Short task
Identify the lines that contain the word "name" and copy each one.

begin Entries provided

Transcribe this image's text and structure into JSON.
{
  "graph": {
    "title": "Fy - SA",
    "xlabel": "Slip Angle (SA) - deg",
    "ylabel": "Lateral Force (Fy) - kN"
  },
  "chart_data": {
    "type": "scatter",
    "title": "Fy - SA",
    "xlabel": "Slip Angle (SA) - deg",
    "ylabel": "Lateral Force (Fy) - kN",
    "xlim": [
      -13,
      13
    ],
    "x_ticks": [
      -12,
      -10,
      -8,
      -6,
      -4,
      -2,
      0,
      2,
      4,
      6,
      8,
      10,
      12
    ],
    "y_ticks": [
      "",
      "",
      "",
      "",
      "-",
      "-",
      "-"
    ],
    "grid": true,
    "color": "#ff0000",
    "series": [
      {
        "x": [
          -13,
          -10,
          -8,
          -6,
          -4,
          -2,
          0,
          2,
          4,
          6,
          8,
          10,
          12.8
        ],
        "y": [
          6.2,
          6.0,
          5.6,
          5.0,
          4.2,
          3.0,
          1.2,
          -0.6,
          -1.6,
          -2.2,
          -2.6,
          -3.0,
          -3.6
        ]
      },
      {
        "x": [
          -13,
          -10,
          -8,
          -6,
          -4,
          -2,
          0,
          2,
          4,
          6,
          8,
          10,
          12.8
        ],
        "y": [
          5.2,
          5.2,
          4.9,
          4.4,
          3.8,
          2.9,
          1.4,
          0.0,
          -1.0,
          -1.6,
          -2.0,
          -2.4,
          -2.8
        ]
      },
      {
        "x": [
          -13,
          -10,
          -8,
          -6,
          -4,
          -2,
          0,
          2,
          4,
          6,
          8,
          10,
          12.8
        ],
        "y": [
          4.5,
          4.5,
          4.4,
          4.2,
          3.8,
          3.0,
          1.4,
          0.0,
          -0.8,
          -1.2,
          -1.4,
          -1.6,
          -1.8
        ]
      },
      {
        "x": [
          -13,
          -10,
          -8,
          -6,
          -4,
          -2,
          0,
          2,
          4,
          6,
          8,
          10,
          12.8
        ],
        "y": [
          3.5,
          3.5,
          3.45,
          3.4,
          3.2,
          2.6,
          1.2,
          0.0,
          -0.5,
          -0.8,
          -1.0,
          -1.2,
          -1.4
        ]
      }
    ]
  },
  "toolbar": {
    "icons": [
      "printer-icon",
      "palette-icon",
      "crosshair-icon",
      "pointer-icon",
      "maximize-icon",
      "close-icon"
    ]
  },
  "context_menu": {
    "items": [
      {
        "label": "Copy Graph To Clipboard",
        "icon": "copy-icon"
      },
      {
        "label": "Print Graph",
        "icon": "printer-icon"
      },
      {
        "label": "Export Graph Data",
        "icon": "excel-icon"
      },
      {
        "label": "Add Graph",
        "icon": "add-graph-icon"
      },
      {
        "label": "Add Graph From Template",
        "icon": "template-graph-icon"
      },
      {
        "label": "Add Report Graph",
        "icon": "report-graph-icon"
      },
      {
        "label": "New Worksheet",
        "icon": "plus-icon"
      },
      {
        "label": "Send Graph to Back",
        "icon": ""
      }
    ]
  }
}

end Entries provided
begin Entries provided

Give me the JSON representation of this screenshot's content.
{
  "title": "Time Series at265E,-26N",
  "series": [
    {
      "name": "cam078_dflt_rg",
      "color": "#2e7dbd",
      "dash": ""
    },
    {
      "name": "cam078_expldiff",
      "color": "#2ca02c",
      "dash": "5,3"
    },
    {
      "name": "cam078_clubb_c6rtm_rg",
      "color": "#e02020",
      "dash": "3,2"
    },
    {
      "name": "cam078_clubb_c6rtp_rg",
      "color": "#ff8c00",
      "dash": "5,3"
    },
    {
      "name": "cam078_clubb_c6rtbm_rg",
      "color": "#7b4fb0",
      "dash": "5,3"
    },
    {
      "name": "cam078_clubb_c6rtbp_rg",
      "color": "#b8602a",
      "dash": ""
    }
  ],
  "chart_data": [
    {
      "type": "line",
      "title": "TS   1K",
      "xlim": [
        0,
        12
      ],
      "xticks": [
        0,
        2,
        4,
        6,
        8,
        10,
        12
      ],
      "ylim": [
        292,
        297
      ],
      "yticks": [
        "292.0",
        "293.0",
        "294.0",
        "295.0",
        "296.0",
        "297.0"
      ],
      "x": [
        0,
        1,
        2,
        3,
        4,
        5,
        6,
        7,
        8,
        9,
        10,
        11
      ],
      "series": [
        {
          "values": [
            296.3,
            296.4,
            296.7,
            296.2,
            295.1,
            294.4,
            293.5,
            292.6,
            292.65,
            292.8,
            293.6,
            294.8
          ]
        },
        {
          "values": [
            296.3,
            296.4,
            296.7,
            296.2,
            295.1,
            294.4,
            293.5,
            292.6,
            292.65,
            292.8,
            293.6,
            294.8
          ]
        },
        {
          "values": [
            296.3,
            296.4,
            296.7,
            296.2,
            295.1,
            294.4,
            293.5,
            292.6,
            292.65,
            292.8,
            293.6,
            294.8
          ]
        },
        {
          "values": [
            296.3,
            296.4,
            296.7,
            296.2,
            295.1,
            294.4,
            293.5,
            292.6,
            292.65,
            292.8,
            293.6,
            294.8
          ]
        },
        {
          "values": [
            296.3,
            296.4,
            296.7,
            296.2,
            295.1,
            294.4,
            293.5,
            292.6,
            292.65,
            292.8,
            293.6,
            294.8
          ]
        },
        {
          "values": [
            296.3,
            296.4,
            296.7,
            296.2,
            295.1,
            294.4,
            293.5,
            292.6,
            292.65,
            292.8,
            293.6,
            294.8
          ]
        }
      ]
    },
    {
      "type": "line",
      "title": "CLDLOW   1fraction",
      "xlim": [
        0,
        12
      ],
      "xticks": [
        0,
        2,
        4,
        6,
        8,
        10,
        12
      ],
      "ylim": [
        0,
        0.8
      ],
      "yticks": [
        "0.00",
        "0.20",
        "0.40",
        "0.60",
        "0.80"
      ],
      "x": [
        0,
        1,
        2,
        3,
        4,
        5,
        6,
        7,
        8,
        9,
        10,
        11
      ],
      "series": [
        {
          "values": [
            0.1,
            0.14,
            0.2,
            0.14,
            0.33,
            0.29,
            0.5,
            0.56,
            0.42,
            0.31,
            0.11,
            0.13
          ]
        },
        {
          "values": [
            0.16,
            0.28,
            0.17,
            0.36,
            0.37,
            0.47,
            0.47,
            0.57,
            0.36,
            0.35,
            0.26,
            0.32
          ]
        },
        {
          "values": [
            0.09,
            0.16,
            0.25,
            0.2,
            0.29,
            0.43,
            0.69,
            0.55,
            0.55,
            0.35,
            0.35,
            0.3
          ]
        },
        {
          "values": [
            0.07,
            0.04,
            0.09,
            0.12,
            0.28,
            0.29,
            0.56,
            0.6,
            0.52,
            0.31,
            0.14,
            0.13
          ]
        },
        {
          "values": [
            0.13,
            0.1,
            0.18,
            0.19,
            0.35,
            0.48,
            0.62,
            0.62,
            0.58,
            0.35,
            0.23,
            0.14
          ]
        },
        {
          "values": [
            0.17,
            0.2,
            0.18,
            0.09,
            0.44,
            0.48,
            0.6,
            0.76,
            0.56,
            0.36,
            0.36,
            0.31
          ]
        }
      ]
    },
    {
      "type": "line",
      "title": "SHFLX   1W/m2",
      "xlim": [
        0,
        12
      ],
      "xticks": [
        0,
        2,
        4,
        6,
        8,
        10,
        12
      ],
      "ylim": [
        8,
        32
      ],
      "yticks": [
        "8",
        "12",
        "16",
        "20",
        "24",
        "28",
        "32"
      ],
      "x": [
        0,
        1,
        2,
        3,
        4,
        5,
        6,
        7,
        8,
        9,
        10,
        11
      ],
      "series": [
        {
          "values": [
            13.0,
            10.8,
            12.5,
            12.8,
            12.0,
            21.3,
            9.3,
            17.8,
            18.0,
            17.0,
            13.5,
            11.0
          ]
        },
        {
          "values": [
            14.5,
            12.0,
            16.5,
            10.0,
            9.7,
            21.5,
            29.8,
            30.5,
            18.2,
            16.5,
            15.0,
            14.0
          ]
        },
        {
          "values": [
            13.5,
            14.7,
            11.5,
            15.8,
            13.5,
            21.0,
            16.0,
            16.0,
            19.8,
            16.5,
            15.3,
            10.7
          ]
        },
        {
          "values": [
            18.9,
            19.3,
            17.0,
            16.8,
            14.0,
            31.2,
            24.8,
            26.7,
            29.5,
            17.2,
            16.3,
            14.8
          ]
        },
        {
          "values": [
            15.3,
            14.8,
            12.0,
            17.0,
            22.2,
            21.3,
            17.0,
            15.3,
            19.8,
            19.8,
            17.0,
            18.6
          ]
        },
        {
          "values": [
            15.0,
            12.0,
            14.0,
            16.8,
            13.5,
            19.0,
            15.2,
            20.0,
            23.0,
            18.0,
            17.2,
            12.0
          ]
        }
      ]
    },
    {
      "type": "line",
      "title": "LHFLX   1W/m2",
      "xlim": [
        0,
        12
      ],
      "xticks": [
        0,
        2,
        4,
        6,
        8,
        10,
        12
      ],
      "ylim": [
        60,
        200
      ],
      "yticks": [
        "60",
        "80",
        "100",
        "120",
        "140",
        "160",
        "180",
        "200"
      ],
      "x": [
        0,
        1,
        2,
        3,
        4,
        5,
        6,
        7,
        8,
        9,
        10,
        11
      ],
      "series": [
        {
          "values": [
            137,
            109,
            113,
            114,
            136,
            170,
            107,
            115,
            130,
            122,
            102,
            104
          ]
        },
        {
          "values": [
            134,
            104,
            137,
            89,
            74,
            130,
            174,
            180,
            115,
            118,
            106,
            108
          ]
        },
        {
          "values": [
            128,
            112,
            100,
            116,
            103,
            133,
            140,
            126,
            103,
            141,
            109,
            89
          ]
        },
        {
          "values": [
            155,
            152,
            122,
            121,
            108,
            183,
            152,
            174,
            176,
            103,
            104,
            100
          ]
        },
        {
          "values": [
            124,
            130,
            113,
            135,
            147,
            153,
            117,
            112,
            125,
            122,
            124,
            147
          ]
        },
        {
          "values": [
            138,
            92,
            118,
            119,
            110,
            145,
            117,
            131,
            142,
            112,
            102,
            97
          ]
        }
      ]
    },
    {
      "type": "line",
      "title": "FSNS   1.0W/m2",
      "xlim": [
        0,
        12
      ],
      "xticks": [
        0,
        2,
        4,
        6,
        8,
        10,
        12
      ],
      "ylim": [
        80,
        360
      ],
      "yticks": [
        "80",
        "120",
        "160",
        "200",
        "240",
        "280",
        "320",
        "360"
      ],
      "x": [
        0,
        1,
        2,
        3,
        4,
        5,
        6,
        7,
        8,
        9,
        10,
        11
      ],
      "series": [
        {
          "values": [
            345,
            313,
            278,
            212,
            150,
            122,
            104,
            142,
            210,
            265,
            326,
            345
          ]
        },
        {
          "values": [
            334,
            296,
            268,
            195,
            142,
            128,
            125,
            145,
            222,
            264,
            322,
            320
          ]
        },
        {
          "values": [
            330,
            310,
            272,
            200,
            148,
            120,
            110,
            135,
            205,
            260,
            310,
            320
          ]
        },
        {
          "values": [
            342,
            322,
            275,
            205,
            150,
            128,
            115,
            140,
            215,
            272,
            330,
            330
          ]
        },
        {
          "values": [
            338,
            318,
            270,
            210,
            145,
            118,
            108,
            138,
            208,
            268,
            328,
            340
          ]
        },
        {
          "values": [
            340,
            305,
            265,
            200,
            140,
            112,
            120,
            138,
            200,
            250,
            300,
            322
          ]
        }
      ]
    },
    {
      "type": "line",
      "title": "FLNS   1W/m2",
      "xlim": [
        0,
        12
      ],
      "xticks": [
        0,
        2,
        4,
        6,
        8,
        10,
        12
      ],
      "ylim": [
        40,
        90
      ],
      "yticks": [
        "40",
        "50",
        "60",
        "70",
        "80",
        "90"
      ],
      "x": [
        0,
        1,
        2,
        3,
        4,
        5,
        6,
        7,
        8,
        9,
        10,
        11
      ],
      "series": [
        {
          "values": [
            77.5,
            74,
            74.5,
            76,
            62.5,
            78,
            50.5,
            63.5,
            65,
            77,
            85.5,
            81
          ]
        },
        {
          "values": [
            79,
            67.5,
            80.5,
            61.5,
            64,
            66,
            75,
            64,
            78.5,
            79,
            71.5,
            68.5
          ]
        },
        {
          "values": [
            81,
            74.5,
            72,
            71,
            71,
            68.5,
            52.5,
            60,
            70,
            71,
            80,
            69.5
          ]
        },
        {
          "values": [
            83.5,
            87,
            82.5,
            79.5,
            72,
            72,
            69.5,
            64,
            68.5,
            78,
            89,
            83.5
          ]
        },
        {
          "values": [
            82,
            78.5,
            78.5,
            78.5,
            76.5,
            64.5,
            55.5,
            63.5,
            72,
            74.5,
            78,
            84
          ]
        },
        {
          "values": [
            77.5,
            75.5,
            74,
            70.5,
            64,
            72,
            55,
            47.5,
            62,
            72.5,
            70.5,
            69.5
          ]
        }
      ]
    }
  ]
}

end Entries provided

Answer to this task
      "name": "cam078_dflt_rg",
      "name": "cam078_expldiff",
      "name": "cam078_clubb_c6rtm_rg",
      "name": "cam078_clubb_c6rtp_rg",
      "name": "cam078_clubb_c6rtbm_rg",
      "name": "cam078_clubb_c6rtbp_rg",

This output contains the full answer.